BEGIN EXCERPTED DATA

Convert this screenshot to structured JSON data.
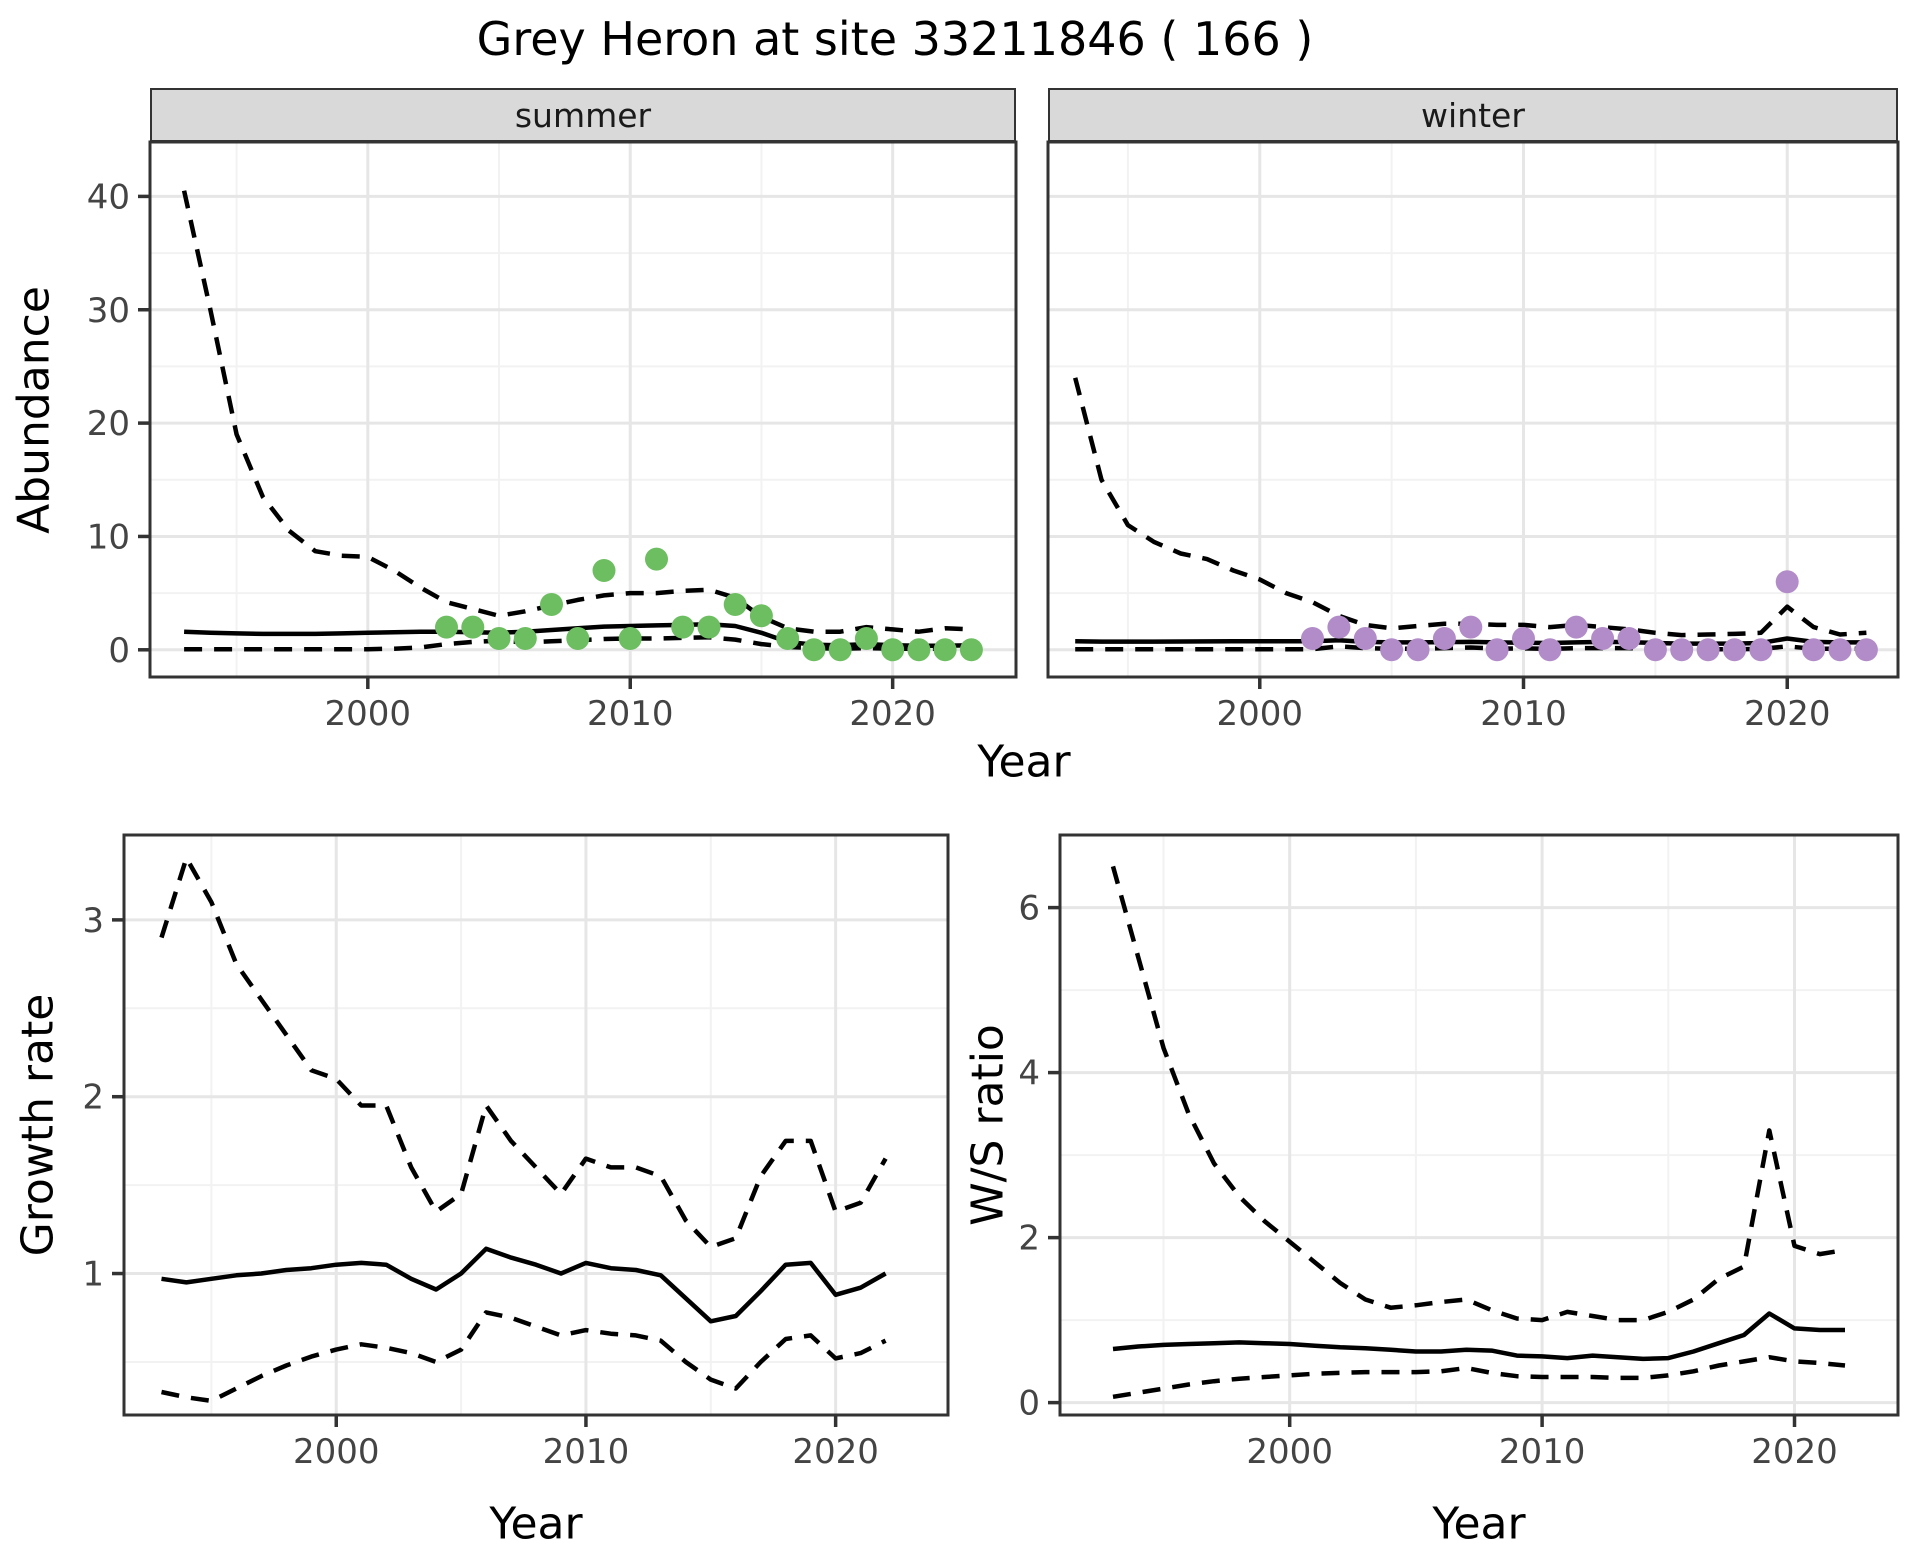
{
  "title": "Grey Heron at site 33211846 ( 166 )",
  "top_row": {
    "facets": [
      {
        "label": "summer"
      },
      {
        "label": "winter"
      }
    ],
    "y_title": "Abundance",
    "x_title": "Year"
  },
  "bottom_row": {
    "left_y_title": "Growth rate",
    "left_x_title": "Year",
    "right_y_title": "W/S ratio",
    "right_x_title": "Year"
  },
  "colors": {
    "summer_points": "#6CBE60",
    "winter_points": "#B28CC8",
    "line": "#000000",
    "grid_major": "#E6E6E6",
    "grid_minor": "#F2F2F2",
    "strip_bg": "#D9D9D9",
    "panel_border": "#333333",
    "tick_text": "#444444"
  },
  "chart_data": [
    {
      "id": "abundance-summer",
      "type": "line",
      "facet": "summer",
      "xlabel": "Year",
      "ylabel": "Abundance",
      "xlim": [
        1991.7,
        2024.7
      ],
      "ylim": [
        -2.4,
        44.8
      ],
      "x_ticks": [
        2000,
        2010,
        2020
      ],
      "y_ticks": [
        0,
        10,
        20,
        30,
        40
      ],
      "x_minor": [
        1995,
        2005,
        2015
      ],
      "y_minor": [
        5,
        15,
        25,
        35
      ],
      "grid": true,
      "years": [
        1993,
        1994,
        1995,
        1996,
        1997,
        1998,
        1999,
        2000,
        2001,
        2002,
        2003,
        2004,
        2005,
        2006,
        2007,
        2008,
        2009,
        2010,
        2011,
        2012,
        2013,
        2014,
        2015,
        2016,
        2017,
        2018,
        2019,
        2020,
        2021,
        2022,
        2023
      ],
      "series": [
        {
          "name": "fit",
          "style": "solid",
          "values": [
            1.6,
            1.5,
            1.45,
            1.4,
            1.4,
            1.4,
            1.45,
            1.5,
            1.55,
            1.6,
            1.6,
            1.55,
            1.5,
            1.6,
            1.75,
            1.9,
            2.05,
            2.1,
            2.15,
            2.2,
            2.25,
            2.1,
            1.5,
            0.7,
            0.45,
            0.4,
            0.5,
            0.4,
            0.35,
            0.35,
            0.4
          ]
        },
        {
          "name": "upper_ci",
          "style": "dashed",
          "values": [
            40.5,
            30,
            19,
            13.5,
            10.5,
            8.7,
            8.3,
            8.2,
            7.0,
            5.5,
            4.2,
            3.6,
            3.0,
            3.4,
            3.9,
            4.4,
            4.8,
            5.0,
            5.0,
            5.2,
            5.3,
            4.6,
            2.9,
            1.9,
            1.6,
            1.6,
            2.0,
            1.8,
            1.6,
            1.9,
            1.8
          ]
        },
        {
          "name": "lower_ci",
          "style": "dashed",
          "values": [
            0.05,
            0.05,
            0.05,
            0.05,
            0.05,
            0.05,
            0.05,
            0.05,
            0.1,
            0.2,
            0.5,
            0.7,
            0.8,
            0.65,
            0.75,
            0.85,
            0.95,
            1.0,
            1.0,
            1.05,
            1.1,
            0.9,
            0.5,
            0.25,
            0.15,
            0.1,
            0.15,
            0.1,
            0.1,
            0.1,
            0.1
          ]
        }
      ],
      "points": {
        "color_key": "summer_points",
        "years": [
          2003,
          2004,
          2005,
          2006,
          2007,
          2008,
          2009,
          2010,
          2011,
          2012,
          2013,
          2014,
          2015,
          2016,
          2017,
          2018,
          2019,
          2020,
          2021,
          2022,
          2023
        ],
        "values": [
          2,
          2,
          1,
          1,
          4,
          1,
          7,
          1,
          8,
          2,
          2,
          4,
          3,
          1,
          0,
          0,
          1,
          0,
          0,
          0,
          0
        ]
      }
    },
    {
      "id": "abundance-winter",
      "type": "line",
      "facet": "winter",
      "xlabel": "Year",
      "ylabel": "Abundance",
      "xlim": [
        1991.97,
        2024.2
      ],
      "ylim": [
        -2.4,
        44.8
      ],
      "x_ticks": [
        2000,
        2010,
        2020
      ],
      "y_ticks": [
        0,
        10,
        20,
        30,
        40
      ],
      "x_minor": [
        1995,
        2005,
        2015
      ],
      "y_minor": [
        5,
        15,
        25,
        35
      ],
      "grid": true,
      "years": [
        1993,
        1994,
        1995,
        1996,
        1997,
        1998,
        1999,
        2000,
        2001,
        2002,
        2003,
        2004,
        2005,
        2006,
        2007,
        2008,
        2009,
        2010,
        2011,
        2012,
        2013,
        2014,
        2015,
        2016,
        2017,
        2018,
        2019,
        2020,
        2021,
        2022,
        2023
      ],
      "series": [
        {
          "name": "fit",
          "style": "solid",
          "values": [
            0.75,
            0.72,
            0.72,
            0.72,
            0.73,
            0.74,
            0.75,
            0.76,
            0.76,
            0.75,
            0.85,
            0.7,
            0.65,
            0.65,
            0.68,
            0.7,
            0.65,
            0.63,
            0.6,
            0.65,
            0.7,
            0.68,
            0.6,
            0.55,
            0.55,
            0.55,
            0.6,
            1.0,
            0.7,
            0.65,
            0.65
          ]
        },
        {
          "name": "upper_ci",
          "style": "dashed",
          "values": [
            24,
            15,
            11,
            9.5,
            8.5,
            8,
            7,
            6.2,
            5,
            4.2,
            3.0,
            2.2,
            1.9,
            2.1,
            2.3,
            2.3,
            2.2,
            2.2,
            2.0,
            2.2,
            2.0,
            1.8,
            1.5,
            1.3,
            1.35,
            1.4,
            1.5,
            3.8,
            2.0,
            1.35,
            1.5
          ]
        },
        {
          "name": "lower_ci",
          "style": "dashed",
          "values": [
            0.05,
            0.05,
            0.05,
            0.05,
            0.05,
            0.05,
            0.05,
            0.05,
            0.05,
            0.05,
            0.3,
            0.15,
            0.1,
            0.1,
            0.15,
            0.2,
            0.1,
            0.12,
            0.08,
            0.15,
            0.15,
            0.15,
            0.05,
            0.05,
            0.05,
            0.05,
            0.08,
            0.3,
            0.1,
            0.1,
            0.1
          ]
        }
      ],
      "points": {
        "color_key": "winter_points",
        "years": [
          2002,
          2003,
          2004,
          2005,
          2006,
          2007,
          2008,
          2009,
          2010,
          2011,
          2012,
          2013,
          2014,
          2015,
          2016,
          2017,
          2018,
          2019,
          2020,
          2021,
          2022,
          2023
        ],
        "values": [
          1,
          2,
          1,
          0,
          0,
          1,
          2,
          0,
          1,
          0,
          2,
          1,
          1,
          0,
          0,
          0,
          0,
          0,
          6,
          0,
          0,
          0
        ]
      }
    },
    {
      "id": "growth-rate",
      "type": "line",
      "facet": "",
      "xlabel": "Year",
      "ylabel": "Growth rate",
      "xlim": [
        1991.5,
        2024.5
      ],
      "ylim": [
        0.2,
        3.48
      ],
      "x_ticks": [
        2000,
        2010,
        2020
      ],
      "y_ticks": [
        1,
        2,
        3
      ],
      "x_minor": [
        1995,
        2005,
        2015
      ],
      "y_minor": [
        0.5,
        1.5,
        2.5
      ],
      "grid": true,
      "years": [
        1993,
        1994,
        1995,
        1996,
        1997,
        1998,
        1999,
        2000,
        2001,
        2002,
        2003,
        2004,
        2005,
        2006,
        2007,
        2008,
        2009,
        2010,
        2011,
        2012,
        2013,
        2014,
        2015,
        2016,
        2017,
        2018,
        2019,
        2020,
        2021,
        2022
      ],
      "series": [
        {
          "name": "fit",
          "style": "solid",
          "values": [
            0.97,
            0.95,
            0.97,
            0.99,
            1.0,
            1.02,
            1.03,
            1.05,
            1.06,
            1.05,
            0.97,
            0.91,
            1.0,
            1.14,
            1.09,
            1.05,
            1.0,
            1.06,
            1.03,
            1.02,
            0.99,
            0.86,
            0.73,
            0.76,
            0.9,
            1.05,
            1.06,
            0.88,
            0.92,
            1.0
          ]
        },
        {
          "name": "upper_ci",
          "style": "dashed",
          "values": [
            2.9,
            3.35,
            3.1,
            2.75,
            2.55,
            2.35,
            2.15,
            2.1,
            1.95,
            1.95,
            1.6,
            1.35,
            1.45,
            1.95,
            1.75,
            1.6,
            1.45,
            1.65,
            1.6,
            1.6,
            1.55,
            1.3,
            1.15,
            1.2,
            1.55,
            1.75,
            1.75,
            1.35,
            1.4,
            1.65
          ]
        },
        {
          "name": "lower_ci",
          "style": "dashed",
          "values": [
            0.33,
            0.3,
            0.28,
            0.35,
            0.42,
            0.48,
            0.53,
            0.57,
            0.6,
            0.58,
            0.55,
            0.5,
            0.57,
            0.78,
            0.75,
            0.7,
            0.65,
            0.68,
            0.66,
            0.65,
            0.62,
            0.5,
            0.4,
            0.35,
            0.5,
            0.63,
            0.65,
            0.52,
            0.55,
            0.62
          ]
        }
      ],
      "points": null
    },
    {
      "id": "ws-ratio",
      "type": "line",
      "facet": "",
      "xlabel": "Year",
      "ylabel": "W/S ratio",
      "xlim": [
        1990.9,
        2024.1
      ],
      "ylim": [
        -0.15,
        6.88
      ],
      "x_ticks": [
        2000,
        2010,
        2020
      ],
      "y_ticks": [
        0,
        2,
        4,
        6
      ],
      "x_minor": [
        1995,
        2005,
        2015
      ],
      "y_minor": [
        1,
        3,
        5
      ],
      "grid": true,
      "years": [
        1993,
        1994,
        1995,
        1996,
        1997,
        1998,
        1999,
        2000,
        2001,
        2002,
        2003,
        2004,
        2005,
        2006,
        2007,
        2008,
        2009,
        2010,
        2011,
        2012,
        2013,
        2014,
        2015,
        2016,
        2017,
        2018,
        2019,
        2020,
        2021,
        2022
      ],
      "series": [
        {
          "name": "fit",
          "style": "solid",
          "values": [
            0.65,
            0.68,
            0.7,
            0.71,
            0.72,
            0.73,
            0.72,
            0.71,
            0.69,
            0.67,
            0.66,
            0.64,
            0.62,
            0.62,
            0.64,
            0.63,
            0.57,
            0.56,
            0.54,
            0.57,
            0.55,
            0.53,
            0.54,
            0.62,
            0.72,
            0.82,
            1.08,
            0.9,
            0.88,
            0.88
          ]
        },
        {
          "name": "upper_ci",
          "style": "dashed",
          "values": [
            6.5,
            5.4,
            4.3,
            3.5,
            2.9,
            2.5,
            2.2,
            1.95,
            1.7,
            1.45,
            1.25,
            1.15,
            1.18,
            1.22,
            1.25,
            1.12,
            1.02,
            1.0,
            1.1,
            1.05,
            1.0,
            1.0,
            1.1,
            1.25,
            1.5,
            1.65,
            3.3,
            1.9,
            1.8,
            1.85
          ]
        },
        {
          "name": "lower_ci",
          "style": "dashed",
          "values": [
            0.07,
            0.12,
            0.17,
            0.22,
            0.26,
            0.29,
            0.31,
            0.33,
            0.35,
            0.36,
            0.37,
            0.37,
            0.37,
            0.38,
            0.42,
            0.36,
            0.32,
            0.31,
            0.31,
            0.31,
            0.3,
            0.3,
            0.33,
            0.38,
            0.45,
            0.5,
            0.55,
            0.5,
            0.48,
            0.45
          ]
        }
      ],
      "points": null
    }
  ]
}
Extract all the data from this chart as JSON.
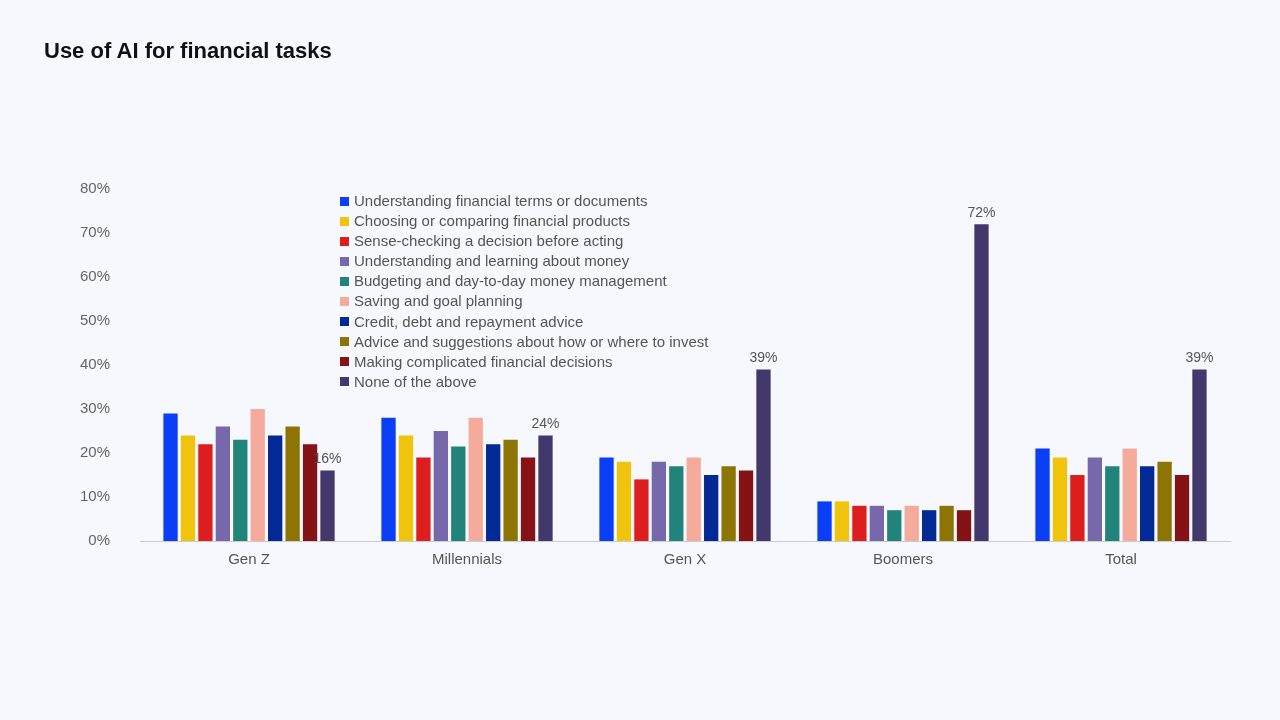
{
  "chart_data": {
    "type": "bar",
    "title": "Use of AI for financial tasks",
    "categories": [
      "Gen Z",
      "Millennials",
      "Gen X",
      "Boomers",
      "Total"
    ],
    "series": [
      {
        "name": "Understanding financial terms or documents",
        "color": "#0a3ff5",
        "values": [
          29,
          28,
          19,
          9,
          21
        ]
      },
      {
        "name": "Choosing or comparing financial products",
        "color": "#f0c40c",
        "values": [
          24,
          24,
          18,
          9,
          19
        ]
      },
      {
        "name": "Sense-checking a decision before acting",
        "color": "#dc1e1e",
        "values": [
          22,
          19,
          14,
          8,
          15
        ]
      },
      {
        "name": "Understanding and learning about money",
        "color": "#7767ab",
        "values": [
          26,
          25,
          18,
          8,
          19
        ]
      },
      {
        "name": "Budgeting and day-to-day money management",
        "color": "#22837a",
        "values": [
          23,
          21.5,
          17,
          7,
          17
        ]
      },
      {
        "name": "Saving and goal planning",
        "color": "#f4ab9b",
        "values": [
          30,
          28,
          19,
          8,
          21
        ]
      },
      {
        "name": "Credit, debt and repayment advice",
        "color": "#032a94",
        "values": [
          24,
          22,
          15,
          7,
          17
        ]
      },
      {
        "name": "Advice and suggestions about how or where to invest",
        "color": "#8c7405",
        "values": [
          26,
          23,
          17,
          8,
          18
        ]
      },
      {
        "name": "Making complicated financial decisions",
        "color": "#851214",
        "values": [
          22,
          19,
          16,
          7,
          15
        ]
      },
      {
        "name": "None of the above",
        "color": "#43386b",
        "values": [
          16,
          24,
          39,
          72,
          39
        ],
        "value_labels": [
          "16%",
          "24%",
          "39%",
          "72%",
          "39%"
        ]
      }
    ],
    "ylim": [
      0,
      80
    ],
    "yticks": [
      {
        "value": 0,
        "label": "0%"
      },
      {
        "value": 10,
        "label": "10%"
      },
      {
        "value": 20,
        "label": "20%"
      },
      {
        "value": 30,
        "label": "30%"
      },
      {
        "value": 40,
        "label": "40%"
      },
      {
        "value": 50,
        "label": "50%"
      },
      {
        "value": 60,
        "label": "60%"
      },
      {
        "value": 70,
        "label": "70%"
      },
      {
        "value": 80,
        "label": "80%"
      }
    ],
    "grid": false,
    "legend": "top left"
  }
}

END EXCERPTED DATA

* **GOAL**: Pull every line holding "ylabel" out of the records.

* **COMPLETE OUTPUT**:
      "ylabel": "Abundance",
      "ylabel": "Abundance",
      "ylabel": "Growth rate",
      "ylabel": "W/S ratio",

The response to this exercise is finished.